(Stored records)
---

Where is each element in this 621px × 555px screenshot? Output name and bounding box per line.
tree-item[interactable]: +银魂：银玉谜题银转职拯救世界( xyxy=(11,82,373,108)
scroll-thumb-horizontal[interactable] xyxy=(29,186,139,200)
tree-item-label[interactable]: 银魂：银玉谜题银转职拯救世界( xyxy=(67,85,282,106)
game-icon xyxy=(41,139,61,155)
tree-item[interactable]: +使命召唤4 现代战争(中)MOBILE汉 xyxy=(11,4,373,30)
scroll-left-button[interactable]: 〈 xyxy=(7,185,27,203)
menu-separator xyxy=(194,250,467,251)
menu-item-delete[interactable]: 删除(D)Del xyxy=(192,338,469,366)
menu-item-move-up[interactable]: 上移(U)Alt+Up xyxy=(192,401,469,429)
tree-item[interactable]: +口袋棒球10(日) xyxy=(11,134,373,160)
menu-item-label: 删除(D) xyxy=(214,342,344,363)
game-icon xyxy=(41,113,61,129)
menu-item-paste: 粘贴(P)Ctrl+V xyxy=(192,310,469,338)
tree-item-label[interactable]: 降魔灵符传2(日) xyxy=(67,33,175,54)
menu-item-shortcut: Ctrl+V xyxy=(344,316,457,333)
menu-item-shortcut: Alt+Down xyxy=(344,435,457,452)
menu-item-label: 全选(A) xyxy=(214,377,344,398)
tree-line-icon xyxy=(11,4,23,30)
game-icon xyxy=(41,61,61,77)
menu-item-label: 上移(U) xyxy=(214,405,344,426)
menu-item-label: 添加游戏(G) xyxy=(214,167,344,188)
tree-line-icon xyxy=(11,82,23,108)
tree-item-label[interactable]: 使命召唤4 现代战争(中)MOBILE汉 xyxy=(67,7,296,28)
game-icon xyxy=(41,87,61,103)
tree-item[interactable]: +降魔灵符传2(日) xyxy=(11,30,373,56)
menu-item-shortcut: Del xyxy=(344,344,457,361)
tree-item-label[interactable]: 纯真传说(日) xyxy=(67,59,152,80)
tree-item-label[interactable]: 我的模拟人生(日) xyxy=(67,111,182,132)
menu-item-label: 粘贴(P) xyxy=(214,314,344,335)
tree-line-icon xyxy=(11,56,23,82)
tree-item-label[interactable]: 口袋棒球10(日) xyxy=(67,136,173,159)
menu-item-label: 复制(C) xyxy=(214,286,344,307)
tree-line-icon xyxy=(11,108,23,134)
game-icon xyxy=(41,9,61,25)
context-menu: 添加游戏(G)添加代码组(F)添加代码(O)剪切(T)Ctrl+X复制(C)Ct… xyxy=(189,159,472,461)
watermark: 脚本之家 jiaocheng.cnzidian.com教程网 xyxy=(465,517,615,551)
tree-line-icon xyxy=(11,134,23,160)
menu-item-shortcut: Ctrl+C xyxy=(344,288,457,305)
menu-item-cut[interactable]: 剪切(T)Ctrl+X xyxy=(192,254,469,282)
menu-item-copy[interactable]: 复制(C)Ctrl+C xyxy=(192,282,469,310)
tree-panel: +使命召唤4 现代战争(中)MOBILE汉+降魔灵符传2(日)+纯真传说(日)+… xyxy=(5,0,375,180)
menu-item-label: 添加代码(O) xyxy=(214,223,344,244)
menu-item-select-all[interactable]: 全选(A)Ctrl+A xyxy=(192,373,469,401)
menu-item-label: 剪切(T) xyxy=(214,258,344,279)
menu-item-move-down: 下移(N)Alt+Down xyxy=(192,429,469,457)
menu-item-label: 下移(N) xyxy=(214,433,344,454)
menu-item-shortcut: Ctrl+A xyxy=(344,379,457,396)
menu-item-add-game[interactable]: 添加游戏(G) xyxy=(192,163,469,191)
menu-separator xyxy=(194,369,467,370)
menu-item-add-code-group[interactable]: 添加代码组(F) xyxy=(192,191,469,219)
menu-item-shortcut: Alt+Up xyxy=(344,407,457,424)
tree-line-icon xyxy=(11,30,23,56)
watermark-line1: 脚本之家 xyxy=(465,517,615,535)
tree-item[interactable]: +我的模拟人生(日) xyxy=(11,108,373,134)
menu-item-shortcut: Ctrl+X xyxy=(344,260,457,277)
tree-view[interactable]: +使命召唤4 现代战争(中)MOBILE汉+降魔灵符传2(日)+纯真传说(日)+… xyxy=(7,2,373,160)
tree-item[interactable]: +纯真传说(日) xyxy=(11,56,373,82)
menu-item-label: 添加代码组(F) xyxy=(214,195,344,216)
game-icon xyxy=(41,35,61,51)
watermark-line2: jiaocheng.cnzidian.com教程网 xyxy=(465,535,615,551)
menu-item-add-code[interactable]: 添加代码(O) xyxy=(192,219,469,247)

---

Pick out each line above that contains the string "icon" and copy those lines.

game-icon xyxy=(41,139,61,155)
game-icon xyxy=(41,113,61,129)
tree-line-icon xyxy=(11,4,23,30)
game-icon xyxy=(41,61,61,77)
tree-line-icon xyxy=(11,82,23,108)
game-icon xyxy=(41,87,61,103)
tree-line-icon xyxy=(11,56,23,82)
tree-line-icon xyxy=(11,108,23,134)
game-icon xyxy=(41,9,61,25)
tree-line-icon xyxy=(11,134,23,160)
tree-line-icon xyxy=(11,30,23,56)
game-icon xyxy=(41,35,61,51)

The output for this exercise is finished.